§ Task to carry out
Pick out the lines in the listing below that contain the word "Consumption" and copy them.

[Figure content listings]
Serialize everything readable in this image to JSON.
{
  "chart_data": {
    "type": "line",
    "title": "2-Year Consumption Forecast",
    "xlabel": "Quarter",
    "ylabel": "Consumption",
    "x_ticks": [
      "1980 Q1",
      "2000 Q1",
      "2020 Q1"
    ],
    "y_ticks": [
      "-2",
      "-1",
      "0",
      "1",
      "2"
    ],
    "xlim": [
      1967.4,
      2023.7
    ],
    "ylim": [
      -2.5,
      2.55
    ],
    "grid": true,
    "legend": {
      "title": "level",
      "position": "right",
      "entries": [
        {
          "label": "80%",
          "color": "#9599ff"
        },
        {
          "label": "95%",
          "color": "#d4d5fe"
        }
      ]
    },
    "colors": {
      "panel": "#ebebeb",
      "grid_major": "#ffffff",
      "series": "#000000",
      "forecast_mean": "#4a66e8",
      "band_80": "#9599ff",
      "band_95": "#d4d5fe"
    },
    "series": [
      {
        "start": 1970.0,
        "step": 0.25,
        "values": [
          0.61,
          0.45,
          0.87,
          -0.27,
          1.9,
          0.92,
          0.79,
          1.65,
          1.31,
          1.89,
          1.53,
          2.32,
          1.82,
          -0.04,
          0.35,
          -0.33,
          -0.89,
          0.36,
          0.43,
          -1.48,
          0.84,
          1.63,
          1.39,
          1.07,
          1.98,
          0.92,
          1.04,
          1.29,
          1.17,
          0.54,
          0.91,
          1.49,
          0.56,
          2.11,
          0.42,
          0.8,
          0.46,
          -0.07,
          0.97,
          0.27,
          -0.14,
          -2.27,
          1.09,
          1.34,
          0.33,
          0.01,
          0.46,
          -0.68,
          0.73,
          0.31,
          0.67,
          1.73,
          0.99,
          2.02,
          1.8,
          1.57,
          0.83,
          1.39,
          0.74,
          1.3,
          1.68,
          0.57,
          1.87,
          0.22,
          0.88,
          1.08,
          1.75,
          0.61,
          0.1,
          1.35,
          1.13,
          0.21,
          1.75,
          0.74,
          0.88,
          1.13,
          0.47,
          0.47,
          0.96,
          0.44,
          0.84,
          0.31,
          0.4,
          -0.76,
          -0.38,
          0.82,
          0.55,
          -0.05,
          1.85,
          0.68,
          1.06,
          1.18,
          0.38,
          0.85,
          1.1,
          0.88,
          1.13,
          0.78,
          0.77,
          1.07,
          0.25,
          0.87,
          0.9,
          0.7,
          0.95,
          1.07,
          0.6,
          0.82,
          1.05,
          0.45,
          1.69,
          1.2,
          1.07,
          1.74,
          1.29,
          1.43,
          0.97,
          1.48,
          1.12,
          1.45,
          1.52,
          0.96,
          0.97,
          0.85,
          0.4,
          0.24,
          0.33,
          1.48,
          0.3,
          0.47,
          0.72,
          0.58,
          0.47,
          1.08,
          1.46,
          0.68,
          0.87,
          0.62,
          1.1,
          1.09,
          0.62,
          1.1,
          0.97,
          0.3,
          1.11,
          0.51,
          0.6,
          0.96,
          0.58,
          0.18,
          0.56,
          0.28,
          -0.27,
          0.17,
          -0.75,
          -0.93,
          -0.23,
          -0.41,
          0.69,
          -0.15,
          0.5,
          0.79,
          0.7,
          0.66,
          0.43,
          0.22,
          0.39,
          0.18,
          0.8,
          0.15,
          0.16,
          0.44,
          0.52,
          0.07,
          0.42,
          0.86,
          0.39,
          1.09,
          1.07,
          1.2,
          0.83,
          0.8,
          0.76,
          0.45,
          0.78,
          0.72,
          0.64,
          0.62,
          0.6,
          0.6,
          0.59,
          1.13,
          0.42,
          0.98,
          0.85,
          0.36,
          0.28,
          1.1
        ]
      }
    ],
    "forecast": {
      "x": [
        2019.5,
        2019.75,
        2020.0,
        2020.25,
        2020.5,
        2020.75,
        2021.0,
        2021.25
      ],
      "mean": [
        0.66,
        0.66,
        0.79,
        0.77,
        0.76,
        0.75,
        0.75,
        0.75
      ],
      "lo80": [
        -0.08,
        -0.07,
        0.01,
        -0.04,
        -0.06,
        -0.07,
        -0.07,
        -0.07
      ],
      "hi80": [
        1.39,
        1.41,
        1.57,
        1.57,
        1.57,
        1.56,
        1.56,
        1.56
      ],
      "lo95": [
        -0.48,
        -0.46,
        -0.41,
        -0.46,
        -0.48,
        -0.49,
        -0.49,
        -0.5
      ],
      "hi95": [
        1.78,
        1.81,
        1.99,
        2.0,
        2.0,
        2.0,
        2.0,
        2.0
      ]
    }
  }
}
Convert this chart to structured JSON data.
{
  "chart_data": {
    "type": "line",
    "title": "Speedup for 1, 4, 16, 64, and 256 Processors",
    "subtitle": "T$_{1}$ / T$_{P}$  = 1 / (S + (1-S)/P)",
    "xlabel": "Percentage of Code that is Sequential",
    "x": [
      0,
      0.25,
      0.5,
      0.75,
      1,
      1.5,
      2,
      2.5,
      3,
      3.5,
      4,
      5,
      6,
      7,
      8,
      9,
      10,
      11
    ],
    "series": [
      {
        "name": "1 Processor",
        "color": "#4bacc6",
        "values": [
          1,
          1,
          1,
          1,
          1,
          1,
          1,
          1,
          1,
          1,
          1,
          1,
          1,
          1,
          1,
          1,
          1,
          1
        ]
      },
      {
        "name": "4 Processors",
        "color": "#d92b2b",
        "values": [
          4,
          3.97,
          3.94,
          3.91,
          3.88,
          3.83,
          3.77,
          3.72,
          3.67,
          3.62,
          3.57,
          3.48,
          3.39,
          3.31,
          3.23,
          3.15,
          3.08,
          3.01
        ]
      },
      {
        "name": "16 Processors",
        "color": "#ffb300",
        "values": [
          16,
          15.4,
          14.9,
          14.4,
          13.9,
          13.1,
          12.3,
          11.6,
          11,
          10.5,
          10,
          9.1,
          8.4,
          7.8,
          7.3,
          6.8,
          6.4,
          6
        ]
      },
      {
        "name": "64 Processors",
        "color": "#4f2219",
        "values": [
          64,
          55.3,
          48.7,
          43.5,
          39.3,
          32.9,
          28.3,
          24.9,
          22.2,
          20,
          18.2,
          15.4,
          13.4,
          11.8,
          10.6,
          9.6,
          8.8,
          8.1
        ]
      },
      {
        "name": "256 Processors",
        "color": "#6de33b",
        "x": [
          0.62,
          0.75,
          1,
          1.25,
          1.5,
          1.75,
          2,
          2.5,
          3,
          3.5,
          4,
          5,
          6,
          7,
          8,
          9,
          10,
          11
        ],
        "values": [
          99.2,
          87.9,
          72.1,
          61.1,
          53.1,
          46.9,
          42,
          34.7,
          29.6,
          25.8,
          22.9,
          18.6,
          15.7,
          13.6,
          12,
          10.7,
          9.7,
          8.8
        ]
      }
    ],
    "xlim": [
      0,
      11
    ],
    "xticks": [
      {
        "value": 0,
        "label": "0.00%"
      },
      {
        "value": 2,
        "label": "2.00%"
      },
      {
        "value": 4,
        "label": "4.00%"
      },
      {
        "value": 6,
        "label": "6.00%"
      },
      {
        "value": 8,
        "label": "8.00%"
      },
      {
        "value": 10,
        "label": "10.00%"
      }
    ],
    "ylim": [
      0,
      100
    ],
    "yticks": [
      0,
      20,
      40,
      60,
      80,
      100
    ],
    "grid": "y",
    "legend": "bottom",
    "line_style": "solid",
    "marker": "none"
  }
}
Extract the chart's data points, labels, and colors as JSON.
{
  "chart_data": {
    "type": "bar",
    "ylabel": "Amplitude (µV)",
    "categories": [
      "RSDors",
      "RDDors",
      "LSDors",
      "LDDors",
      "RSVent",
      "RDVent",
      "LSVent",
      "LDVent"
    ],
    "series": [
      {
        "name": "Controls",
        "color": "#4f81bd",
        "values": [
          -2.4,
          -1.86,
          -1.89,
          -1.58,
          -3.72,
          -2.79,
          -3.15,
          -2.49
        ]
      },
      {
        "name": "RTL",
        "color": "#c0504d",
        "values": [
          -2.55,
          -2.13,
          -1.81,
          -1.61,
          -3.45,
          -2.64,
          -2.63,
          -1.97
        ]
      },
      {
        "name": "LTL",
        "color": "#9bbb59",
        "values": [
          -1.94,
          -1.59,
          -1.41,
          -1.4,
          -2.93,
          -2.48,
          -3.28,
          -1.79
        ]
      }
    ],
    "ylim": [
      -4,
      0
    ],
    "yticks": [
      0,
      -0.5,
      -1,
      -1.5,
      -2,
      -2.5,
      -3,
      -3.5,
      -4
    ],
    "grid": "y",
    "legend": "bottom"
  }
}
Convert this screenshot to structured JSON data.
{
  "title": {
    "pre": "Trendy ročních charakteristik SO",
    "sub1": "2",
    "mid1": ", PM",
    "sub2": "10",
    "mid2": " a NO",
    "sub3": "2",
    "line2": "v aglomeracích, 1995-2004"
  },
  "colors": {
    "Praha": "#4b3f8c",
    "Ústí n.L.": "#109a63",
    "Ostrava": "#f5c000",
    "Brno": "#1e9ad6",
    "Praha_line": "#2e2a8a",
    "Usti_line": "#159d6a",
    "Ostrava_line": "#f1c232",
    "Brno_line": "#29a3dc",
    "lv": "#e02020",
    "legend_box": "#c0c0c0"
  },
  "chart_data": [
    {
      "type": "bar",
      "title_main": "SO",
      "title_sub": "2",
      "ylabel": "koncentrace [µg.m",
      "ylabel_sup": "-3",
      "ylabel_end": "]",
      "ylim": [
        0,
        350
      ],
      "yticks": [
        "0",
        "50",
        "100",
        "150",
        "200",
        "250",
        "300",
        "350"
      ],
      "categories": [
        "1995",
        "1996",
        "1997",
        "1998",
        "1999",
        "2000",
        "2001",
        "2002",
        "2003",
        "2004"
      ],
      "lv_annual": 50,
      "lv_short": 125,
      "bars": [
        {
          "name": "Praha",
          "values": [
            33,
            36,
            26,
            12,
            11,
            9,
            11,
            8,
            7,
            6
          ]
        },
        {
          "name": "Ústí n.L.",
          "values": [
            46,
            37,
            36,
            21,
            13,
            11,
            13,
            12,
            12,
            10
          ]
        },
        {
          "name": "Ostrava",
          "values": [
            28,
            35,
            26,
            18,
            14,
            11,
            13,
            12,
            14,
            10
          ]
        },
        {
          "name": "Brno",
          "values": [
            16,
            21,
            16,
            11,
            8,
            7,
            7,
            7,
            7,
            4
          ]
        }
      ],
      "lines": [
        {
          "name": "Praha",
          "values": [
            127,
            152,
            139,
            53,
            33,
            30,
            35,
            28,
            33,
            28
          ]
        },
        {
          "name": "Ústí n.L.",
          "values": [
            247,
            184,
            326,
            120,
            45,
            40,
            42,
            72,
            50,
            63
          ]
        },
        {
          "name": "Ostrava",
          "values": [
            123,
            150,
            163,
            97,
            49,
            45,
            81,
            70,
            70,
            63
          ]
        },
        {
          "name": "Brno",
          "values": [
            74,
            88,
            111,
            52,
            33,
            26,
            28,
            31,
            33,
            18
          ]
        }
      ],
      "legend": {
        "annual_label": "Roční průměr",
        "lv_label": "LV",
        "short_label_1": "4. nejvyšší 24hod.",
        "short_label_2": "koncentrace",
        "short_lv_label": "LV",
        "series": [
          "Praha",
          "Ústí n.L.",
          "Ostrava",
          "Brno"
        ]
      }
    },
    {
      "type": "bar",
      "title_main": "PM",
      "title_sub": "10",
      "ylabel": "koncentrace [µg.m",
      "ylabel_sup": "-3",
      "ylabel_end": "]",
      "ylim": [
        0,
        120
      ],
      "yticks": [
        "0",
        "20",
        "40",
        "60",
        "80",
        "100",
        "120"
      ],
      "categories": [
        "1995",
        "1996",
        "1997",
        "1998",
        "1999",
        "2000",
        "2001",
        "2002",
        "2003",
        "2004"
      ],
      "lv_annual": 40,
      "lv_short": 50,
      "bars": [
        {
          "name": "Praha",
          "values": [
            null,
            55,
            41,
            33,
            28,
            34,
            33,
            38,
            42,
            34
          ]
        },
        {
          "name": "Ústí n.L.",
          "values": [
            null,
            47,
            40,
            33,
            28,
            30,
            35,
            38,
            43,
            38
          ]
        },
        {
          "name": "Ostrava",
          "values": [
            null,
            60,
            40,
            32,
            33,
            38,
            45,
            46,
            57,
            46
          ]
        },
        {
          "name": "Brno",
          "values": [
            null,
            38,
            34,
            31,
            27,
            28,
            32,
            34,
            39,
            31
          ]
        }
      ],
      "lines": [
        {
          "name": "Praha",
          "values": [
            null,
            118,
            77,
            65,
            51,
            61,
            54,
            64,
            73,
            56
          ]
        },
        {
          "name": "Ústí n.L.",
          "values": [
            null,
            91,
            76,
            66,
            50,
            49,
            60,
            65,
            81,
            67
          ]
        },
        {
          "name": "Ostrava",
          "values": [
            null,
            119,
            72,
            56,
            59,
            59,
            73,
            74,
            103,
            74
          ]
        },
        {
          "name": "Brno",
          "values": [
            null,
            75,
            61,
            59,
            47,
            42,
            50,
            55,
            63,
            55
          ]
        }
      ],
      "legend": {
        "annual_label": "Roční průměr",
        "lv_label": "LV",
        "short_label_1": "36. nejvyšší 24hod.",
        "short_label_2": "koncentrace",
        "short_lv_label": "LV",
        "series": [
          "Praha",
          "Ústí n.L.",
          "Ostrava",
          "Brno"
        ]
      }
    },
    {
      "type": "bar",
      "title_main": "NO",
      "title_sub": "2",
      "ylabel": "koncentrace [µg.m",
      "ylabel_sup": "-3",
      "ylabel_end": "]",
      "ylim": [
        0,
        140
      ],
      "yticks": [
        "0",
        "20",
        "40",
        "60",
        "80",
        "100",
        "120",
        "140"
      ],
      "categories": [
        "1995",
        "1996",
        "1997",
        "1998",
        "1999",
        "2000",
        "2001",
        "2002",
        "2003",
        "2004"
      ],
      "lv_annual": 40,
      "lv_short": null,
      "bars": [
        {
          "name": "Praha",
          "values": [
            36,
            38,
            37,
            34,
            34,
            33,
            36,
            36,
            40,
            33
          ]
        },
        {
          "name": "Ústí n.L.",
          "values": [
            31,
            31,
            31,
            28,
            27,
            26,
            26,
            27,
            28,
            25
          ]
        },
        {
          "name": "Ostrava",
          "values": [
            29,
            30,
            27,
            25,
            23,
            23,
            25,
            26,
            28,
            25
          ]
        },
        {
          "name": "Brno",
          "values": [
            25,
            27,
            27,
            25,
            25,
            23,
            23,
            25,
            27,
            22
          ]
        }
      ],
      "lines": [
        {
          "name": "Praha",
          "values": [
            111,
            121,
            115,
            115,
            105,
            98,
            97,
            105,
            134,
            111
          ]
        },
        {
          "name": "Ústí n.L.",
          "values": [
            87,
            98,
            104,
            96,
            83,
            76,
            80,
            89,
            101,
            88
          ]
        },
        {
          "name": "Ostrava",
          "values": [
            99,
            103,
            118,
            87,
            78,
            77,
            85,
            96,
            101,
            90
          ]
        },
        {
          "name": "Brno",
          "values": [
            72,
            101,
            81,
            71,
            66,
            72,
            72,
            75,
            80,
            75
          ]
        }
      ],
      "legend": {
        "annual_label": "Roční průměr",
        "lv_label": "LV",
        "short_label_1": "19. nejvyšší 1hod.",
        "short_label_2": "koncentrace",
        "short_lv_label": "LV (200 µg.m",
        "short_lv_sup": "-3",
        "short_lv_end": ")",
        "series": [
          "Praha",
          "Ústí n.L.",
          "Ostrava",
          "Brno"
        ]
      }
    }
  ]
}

§ Response
    "title": "2-Year Consumption Forecast",
    "ylabel": "Consumption",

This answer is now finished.